Recorded data
↓↓↓

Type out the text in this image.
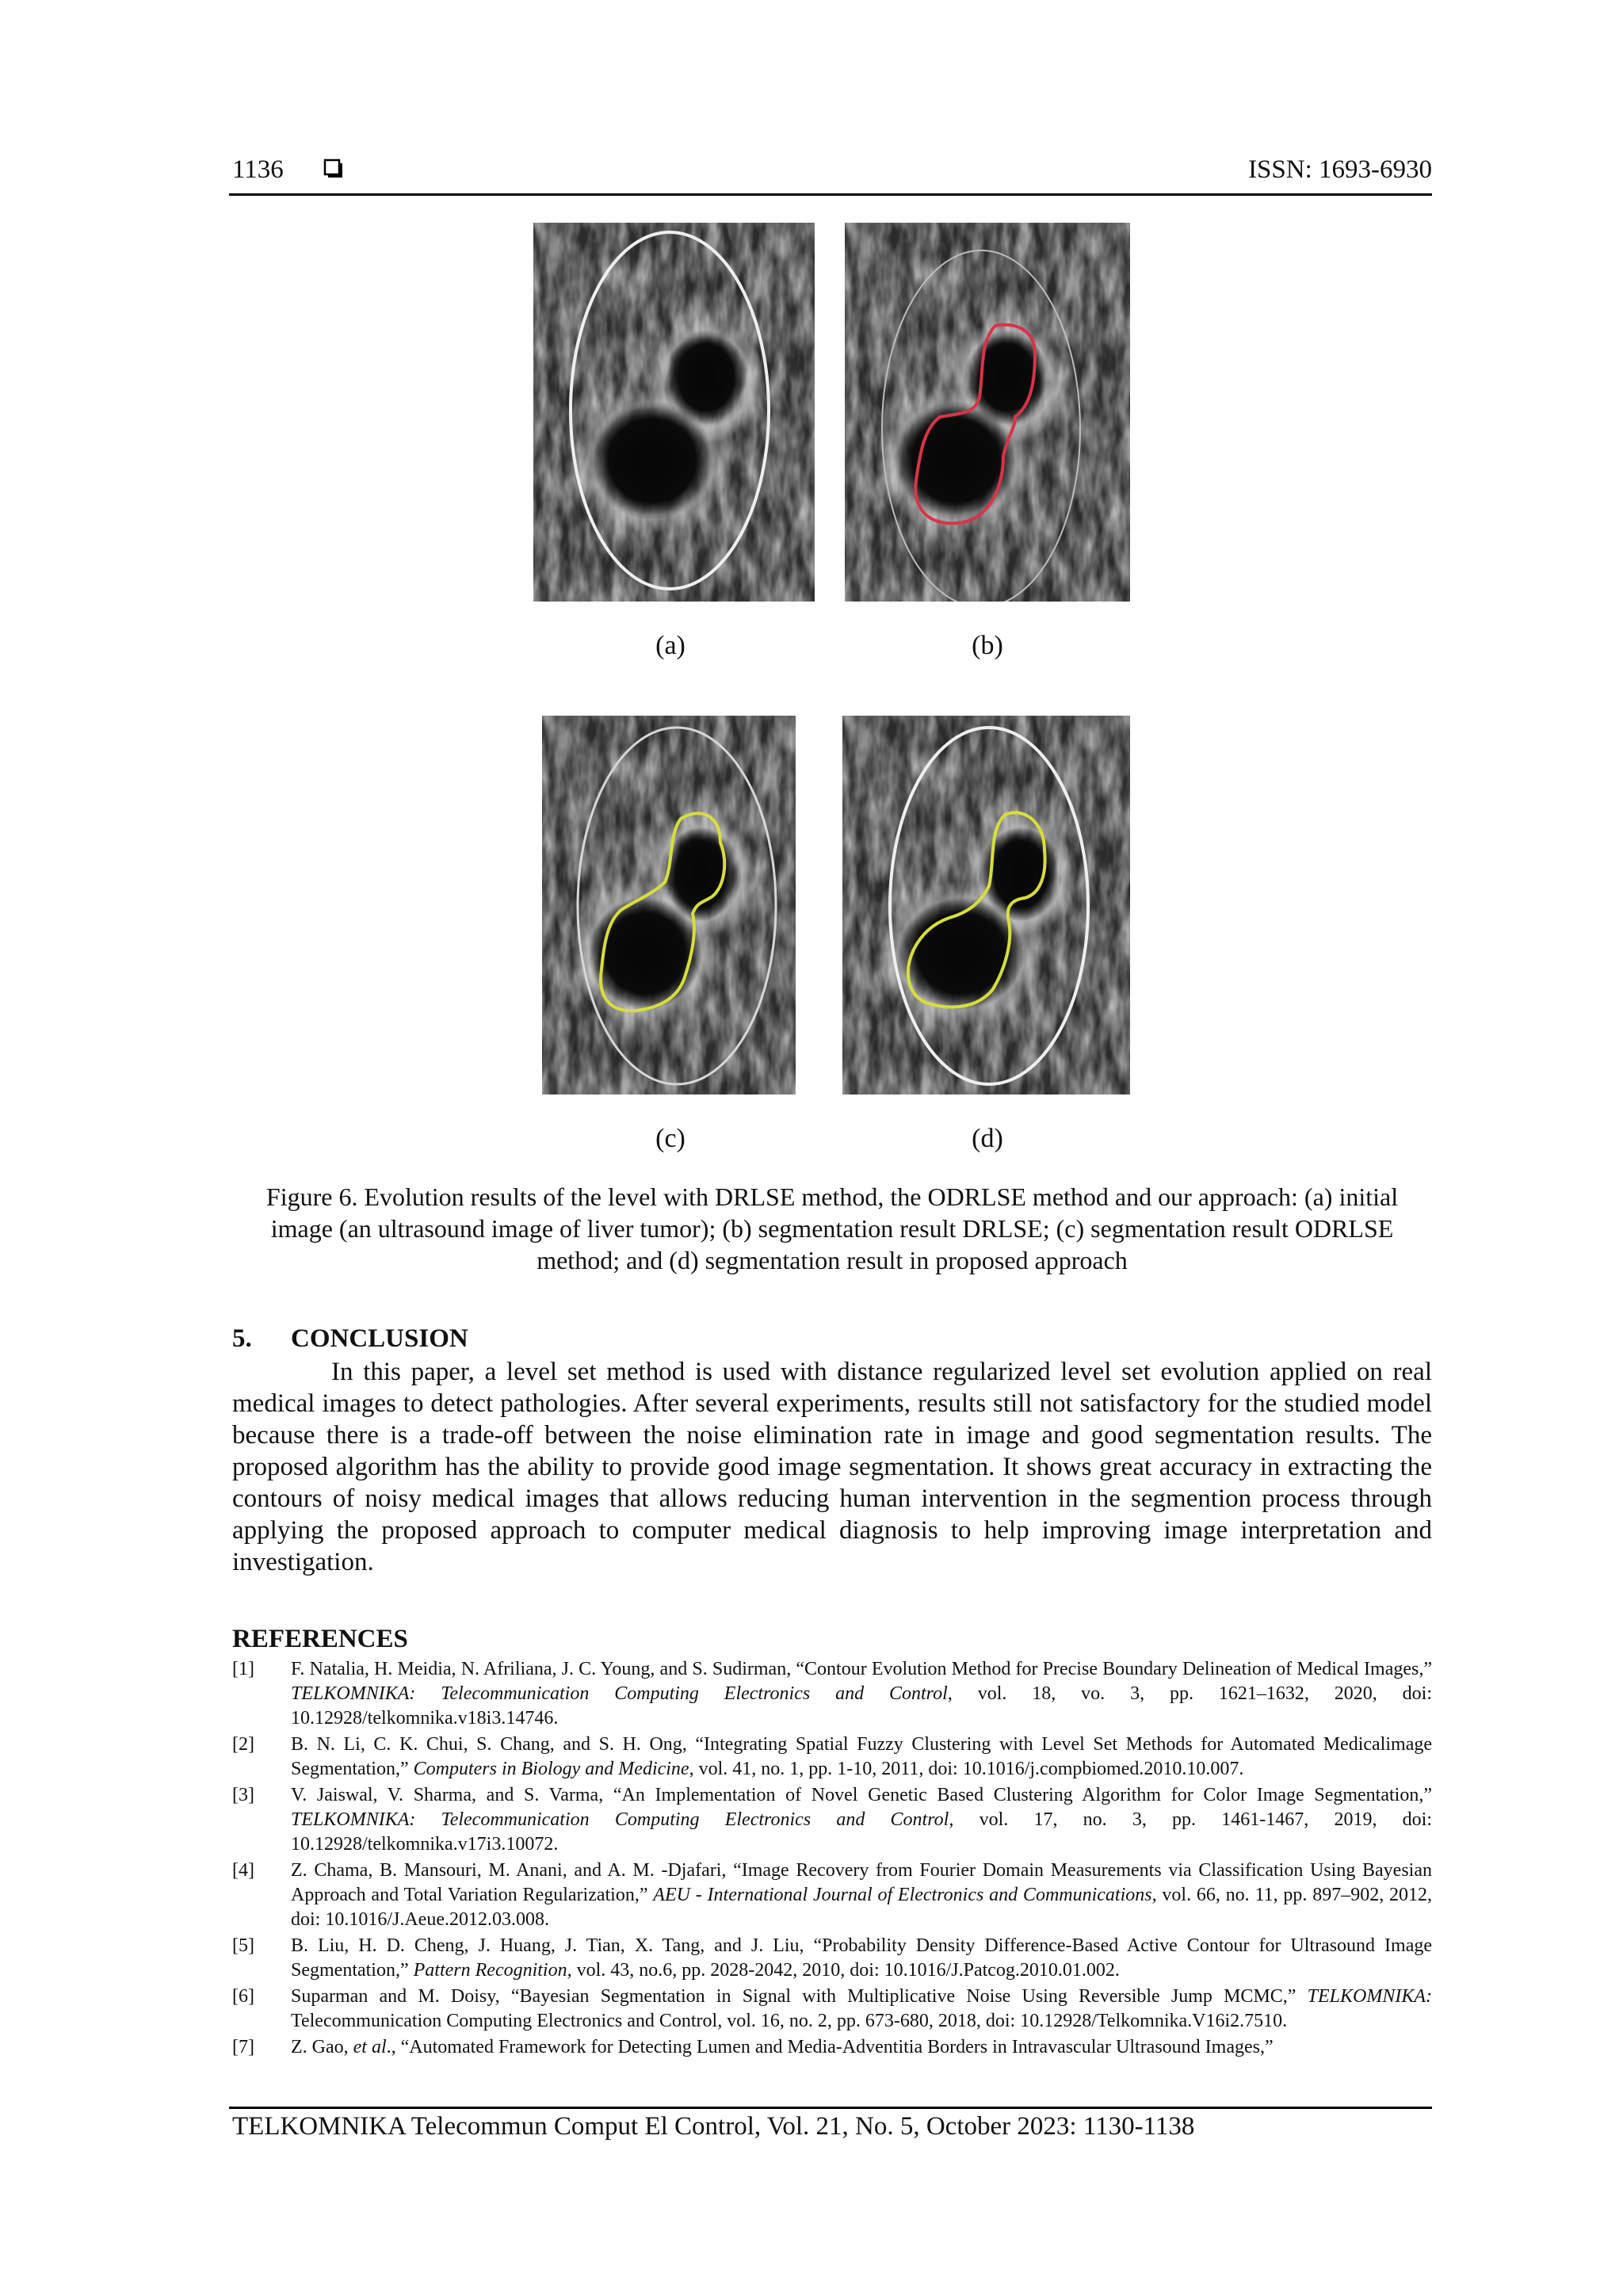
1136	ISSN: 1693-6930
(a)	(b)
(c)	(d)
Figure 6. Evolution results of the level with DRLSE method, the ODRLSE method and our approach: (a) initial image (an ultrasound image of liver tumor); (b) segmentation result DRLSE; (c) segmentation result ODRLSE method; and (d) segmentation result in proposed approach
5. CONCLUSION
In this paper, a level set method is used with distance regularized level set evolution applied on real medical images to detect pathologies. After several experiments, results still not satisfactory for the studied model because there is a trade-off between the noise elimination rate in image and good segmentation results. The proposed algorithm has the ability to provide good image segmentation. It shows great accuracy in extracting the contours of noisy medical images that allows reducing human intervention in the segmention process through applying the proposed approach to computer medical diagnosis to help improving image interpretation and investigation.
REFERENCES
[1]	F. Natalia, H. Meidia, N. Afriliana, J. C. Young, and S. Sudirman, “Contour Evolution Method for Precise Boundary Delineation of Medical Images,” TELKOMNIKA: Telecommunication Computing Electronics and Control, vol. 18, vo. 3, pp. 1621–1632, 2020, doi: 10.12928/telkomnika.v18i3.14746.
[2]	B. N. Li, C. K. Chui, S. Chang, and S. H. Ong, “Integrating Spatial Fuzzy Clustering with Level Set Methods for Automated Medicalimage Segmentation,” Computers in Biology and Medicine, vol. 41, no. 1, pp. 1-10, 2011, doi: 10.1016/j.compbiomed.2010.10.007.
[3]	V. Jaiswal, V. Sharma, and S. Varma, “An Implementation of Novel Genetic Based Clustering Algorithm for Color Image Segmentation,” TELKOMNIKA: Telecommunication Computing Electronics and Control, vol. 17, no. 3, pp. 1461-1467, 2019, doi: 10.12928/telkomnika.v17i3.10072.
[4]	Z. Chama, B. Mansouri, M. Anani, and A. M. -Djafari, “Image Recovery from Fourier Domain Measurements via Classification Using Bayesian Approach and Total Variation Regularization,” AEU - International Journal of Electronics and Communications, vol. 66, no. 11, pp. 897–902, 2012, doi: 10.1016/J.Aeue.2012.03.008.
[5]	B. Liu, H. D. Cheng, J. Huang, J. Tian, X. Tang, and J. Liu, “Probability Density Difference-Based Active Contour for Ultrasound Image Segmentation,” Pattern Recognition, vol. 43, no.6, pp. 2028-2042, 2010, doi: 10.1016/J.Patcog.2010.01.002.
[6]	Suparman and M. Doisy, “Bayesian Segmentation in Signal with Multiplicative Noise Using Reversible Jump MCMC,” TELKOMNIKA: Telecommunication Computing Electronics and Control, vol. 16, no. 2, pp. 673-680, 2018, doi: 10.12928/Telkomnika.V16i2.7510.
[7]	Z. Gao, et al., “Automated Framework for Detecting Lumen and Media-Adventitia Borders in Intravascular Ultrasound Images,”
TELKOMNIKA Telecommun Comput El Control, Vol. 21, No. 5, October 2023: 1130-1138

↑↑↑

TO DO:
Count the lines of the data that hold the string "Clustering". The answer should be that number alone.

ANSWER TO THE EXERCISE:
2